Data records

/---

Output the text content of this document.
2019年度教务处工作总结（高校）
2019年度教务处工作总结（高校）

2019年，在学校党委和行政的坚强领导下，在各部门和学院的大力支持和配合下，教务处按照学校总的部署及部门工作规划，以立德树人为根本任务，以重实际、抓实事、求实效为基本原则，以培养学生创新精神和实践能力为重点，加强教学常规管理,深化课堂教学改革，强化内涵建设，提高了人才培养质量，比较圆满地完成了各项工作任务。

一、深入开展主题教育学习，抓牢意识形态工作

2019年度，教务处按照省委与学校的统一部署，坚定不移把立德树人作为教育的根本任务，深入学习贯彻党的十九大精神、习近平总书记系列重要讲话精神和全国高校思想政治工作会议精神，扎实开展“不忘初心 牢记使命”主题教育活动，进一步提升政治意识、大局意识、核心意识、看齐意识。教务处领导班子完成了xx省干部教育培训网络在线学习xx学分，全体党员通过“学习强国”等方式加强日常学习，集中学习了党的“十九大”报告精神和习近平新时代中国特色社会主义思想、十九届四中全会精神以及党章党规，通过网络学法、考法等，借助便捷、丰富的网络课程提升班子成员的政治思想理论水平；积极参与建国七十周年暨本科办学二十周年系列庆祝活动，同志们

\---

## TASK PROMPT
Set down the material above again, word for word.

## REPLY
Output the text content of this document.
2019年度教务处工作总结（高校）
2019年度教务处工作总结（高校）

2019年，在学校党委和行政的坚强领导下，在各部门和学院的大力支持和配合下，教务处按照学校总的部署及部门工作规划，以立德树人为根本任务，以重实际、抓实事、求实效为基本原则，以培养学生创新精神和实践能力为重点，加强教学常规管理,深化课堂教学改革，强化内涵建设，提高了人才培养质量，比较圆满地完成了各项工作任务。

一、深入开展主题教育学习，抓牢意识形态工作

2019年度，教务处按照省委与学校的统一部署，坚定不移把立德树人作为教育的根本任务，深入学习贯彻党的十九大精神、习近平总书记系列重要讲话精神和全国高校思想政治工作会议精神，扎实开展“不忘初心 牢记使命”主题教育活动，进一步提升政治意识、大局意识、核心意识、看齐意识。教务处领导班子完成了xx省干部教育培训网络在线学习xx学分，全体党员通过“学习强国”等方式加强日常学习，集中学习了党的“十九大”报告精神和习近平新时代中国特色社会主义思想、十九届四中全会精神以及党章党规，通过网络学法、考法等，借助便捷、丰富的网络课程提升班子成员的政治思想理论水平；积极参与建国七十周年暨本科办学二十周年系列庆祝活动，同志们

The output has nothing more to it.